-- start of DATA --

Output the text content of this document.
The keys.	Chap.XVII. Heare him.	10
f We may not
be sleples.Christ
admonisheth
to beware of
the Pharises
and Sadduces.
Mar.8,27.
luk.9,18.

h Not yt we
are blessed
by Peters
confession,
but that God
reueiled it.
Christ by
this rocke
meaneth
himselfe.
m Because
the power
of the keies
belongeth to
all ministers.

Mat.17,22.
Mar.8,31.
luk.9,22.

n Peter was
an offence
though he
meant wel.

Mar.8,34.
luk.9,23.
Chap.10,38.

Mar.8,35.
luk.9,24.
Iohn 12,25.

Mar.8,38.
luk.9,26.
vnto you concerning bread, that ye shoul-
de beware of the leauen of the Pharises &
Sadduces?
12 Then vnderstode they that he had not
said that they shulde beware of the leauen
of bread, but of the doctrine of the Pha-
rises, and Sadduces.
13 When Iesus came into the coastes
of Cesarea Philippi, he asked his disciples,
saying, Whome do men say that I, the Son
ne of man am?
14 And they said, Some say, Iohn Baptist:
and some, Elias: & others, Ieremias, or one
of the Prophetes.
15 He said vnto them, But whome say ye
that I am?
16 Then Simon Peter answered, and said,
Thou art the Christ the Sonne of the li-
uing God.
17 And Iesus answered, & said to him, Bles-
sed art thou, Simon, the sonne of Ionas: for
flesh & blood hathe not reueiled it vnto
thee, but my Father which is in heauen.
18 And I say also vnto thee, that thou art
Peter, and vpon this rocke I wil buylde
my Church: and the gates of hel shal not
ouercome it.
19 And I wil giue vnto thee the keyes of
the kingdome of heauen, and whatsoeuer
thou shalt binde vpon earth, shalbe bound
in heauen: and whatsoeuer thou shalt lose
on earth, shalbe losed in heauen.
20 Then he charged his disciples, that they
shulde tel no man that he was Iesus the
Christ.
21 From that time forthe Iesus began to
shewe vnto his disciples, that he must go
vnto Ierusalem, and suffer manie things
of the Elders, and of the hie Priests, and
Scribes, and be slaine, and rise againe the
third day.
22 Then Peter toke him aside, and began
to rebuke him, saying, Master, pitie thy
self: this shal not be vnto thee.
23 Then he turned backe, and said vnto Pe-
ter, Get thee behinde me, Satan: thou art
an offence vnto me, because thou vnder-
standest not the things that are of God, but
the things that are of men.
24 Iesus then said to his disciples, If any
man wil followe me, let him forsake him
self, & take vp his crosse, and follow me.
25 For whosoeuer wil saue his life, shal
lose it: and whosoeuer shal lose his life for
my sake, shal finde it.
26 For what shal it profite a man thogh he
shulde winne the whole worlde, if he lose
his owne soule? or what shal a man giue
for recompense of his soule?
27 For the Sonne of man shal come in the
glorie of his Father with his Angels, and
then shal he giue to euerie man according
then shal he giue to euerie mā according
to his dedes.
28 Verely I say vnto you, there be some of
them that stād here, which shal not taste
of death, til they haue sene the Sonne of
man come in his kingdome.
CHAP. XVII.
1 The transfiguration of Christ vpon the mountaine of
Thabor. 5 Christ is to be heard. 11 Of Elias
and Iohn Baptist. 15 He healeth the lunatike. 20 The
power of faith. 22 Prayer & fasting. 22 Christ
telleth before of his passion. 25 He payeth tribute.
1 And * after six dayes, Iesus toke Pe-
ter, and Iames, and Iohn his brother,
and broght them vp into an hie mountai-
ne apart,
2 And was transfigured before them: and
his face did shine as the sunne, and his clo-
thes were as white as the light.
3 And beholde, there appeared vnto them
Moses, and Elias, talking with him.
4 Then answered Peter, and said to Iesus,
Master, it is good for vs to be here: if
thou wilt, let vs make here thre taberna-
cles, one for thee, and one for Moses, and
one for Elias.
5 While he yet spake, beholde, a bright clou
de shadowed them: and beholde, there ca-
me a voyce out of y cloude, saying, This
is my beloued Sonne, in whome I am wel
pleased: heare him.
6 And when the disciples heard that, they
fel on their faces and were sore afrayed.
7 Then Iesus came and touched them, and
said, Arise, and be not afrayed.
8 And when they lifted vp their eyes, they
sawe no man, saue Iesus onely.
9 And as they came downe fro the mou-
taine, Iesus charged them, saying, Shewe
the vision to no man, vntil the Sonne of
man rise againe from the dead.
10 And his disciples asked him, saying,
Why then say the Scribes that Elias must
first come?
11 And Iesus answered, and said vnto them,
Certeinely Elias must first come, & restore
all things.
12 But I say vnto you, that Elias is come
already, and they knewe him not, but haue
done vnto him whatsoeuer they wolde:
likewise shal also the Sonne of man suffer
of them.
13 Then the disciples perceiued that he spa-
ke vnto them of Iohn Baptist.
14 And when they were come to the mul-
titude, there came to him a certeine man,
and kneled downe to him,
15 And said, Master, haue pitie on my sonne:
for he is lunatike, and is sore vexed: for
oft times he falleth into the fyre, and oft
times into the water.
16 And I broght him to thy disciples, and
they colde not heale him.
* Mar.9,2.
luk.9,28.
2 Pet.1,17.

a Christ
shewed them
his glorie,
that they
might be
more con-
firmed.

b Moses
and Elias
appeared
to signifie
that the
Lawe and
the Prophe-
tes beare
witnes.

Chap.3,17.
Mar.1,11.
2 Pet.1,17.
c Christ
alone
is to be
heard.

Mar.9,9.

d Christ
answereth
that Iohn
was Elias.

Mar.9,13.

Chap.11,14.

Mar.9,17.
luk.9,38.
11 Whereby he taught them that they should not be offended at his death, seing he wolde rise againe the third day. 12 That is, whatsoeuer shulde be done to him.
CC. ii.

-- end of DATA --

WRITTEN PROBLEM →
Each line above that includes "Master" should be shown.

RESPONSE →
to rebuke him, saying, Master, pitie thy
Master, it is good for vs to be here: if
15 And said, Master, haue pitie on my sonne:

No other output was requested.